# STATED TASK
Gather the lines below that include the string "originais", copying each in full.

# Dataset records
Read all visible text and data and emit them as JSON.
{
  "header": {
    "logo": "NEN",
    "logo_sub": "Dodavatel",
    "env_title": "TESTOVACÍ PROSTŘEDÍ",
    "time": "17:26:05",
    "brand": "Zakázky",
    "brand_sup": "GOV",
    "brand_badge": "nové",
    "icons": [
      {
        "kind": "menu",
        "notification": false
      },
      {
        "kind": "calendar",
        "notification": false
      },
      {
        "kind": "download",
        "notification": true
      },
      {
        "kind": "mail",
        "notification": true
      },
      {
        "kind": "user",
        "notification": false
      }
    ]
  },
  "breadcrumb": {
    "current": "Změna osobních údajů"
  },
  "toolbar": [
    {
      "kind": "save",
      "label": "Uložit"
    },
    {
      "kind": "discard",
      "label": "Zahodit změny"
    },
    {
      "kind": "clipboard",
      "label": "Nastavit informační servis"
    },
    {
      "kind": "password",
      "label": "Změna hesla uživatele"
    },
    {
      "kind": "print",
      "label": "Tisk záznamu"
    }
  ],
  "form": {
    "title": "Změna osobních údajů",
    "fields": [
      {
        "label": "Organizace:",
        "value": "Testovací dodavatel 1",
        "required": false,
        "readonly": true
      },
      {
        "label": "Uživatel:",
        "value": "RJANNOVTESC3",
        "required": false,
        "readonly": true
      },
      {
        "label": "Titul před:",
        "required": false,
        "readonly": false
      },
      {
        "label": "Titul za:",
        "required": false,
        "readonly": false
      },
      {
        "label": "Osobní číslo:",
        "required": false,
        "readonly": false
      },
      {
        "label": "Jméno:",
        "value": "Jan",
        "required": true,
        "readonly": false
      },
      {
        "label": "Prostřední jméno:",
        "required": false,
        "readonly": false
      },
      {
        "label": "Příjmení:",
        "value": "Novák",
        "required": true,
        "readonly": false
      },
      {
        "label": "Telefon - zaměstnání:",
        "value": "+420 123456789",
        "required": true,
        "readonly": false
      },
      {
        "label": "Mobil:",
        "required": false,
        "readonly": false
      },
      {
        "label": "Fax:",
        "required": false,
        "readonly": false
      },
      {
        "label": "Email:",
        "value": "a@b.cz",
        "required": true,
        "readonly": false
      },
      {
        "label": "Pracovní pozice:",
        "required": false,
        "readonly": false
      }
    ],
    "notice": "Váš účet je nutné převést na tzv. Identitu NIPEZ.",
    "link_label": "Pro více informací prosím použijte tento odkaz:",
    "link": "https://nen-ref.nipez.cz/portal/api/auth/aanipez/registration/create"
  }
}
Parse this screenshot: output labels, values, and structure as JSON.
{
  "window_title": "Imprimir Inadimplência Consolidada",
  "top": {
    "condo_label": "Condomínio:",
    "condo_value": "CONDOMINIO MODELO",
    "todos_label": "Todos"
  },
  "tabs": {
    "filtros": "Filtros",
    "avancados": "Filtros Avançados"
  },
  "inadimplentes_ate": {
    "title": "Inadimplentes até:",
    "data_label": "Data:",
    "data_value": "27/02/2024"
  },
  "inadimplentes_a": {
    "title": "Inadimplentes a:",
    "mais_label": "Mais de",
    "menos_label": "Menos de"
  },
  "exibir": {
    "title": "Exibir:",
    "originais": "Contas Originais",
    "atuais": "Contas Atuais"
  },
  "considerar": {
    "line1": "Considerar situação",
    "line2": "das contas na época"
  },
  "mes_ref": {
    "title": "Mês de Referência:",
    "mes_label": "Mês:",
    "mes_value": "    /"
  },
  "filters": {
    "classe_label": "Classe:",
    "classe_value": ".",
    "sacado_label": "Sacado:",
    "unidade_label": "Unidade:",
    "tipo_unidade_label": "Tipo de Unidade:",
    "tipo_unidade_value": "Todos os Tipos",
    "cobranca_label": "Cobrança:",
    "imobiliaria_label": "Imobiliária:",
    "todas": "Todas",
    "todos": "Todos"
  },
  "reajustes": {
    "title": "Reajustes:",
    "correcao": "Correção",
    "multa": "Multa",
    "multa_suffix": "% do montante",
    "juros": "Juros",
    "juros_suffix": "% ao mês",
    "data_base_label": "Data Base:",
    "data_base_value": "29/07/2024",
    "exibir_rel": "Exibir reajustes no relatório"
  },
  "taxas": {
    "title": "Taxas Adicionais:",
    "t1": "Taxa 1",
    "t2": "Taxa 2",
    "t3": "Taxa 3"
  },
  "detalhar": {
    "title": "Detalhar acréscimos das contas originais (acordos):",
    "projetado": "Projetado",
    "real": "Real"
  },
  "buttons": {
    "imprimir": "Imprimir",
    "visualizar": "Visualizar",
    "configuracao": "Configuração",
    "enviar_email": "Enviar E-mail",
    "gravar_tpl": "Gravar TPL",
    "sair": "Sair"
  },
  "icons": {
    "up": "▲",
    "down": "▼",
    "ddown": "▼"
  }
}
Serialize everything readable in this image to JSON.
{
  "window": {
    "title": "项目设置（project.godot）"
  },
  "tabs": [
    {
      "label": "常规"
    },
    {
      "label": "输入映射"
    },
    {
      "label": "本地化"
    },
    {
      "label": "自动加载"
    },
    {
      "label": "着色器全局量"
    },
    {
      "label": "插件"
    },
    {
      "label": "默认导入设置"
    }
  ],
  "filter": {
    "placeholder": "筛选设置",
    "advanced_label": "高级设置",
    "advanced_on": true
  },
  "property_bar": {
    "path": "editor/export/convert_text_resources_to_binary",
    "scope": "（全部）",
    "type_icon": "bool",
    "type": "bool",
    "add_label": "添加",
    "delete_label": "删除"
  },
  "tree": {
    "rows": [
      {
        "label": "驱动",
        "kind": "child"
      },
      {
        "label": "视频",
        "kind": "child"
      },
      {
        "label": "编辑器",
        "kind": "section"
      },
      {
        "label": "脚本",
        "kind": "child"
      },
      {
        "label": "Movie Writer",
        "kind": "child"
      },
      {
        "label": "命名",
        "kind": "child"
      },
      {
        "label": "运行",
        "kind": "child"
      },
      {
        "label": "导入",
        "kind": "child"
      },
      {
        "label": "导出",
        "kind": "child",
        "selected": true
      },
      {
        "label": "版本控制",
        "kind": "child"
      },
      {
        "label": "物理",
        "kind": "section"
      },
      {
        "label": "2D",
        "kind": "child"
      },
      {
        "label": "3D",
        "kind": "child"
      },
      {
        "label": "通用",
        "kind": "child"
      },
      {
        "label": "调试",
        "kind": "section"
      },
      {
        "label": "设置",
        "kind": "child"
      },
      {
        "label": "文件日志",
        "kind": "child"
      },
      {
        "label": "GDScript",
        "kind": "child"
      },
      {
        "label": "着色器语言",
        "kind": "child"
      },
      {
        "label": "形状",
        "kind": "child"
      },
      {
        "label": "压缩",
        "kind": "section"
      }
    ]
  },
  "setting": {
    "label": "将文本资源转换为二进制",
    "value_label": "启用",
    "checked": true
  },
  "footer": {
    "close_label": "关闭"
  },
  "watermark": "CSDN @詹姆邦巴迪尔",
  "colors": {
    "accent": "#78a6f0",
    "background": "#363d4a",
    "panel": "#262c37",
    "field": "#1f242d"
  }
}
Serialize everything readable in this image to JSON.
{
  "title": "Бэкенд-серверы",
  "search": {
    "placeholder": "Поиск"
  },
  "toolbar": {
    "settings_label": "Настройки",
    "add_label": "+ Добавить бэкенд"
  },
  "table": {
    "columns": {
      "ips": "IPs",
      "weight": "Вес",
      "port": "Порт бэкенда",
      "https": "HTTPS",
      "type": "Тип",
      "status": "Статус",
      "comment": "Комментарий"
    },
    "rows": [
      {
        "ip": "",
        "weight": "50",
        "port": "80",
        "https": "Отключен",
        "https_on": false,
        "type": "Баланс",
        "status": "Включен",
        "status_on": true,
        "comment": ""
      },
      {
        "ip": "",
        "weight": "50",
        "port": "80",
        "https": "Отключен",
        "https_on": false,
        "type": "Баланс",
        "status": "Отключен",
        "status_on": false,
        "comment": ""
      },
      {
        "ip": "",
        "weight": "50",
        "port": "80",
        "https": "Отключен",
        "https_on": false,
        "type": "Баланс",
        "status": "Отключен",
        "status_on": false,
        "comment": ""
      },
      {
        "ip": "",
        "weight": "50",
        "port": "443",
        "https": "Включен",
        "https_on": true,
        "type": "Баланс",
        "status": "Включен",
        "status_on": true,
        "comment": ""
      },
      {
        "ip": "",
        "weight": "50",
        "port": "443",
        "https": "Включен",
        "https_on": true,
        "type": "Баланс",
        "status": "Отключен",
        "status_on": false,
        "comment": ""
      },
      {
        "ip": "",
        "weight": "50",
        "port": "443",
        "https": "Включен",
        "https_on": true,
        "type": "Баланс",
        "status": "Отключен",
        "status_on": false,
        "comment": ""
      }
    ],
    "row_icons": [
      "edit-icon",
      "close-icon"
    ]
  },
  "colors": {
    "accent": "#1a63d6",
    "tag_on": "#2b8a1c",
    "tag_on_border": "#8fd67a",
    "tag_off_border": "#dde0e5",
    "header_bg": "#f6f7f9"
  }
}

# SOLUTION TO THE PROBLEM
    "originais": "Contas Originais",
    "title": "Detalhar acréscimos das contas originais (acordos):",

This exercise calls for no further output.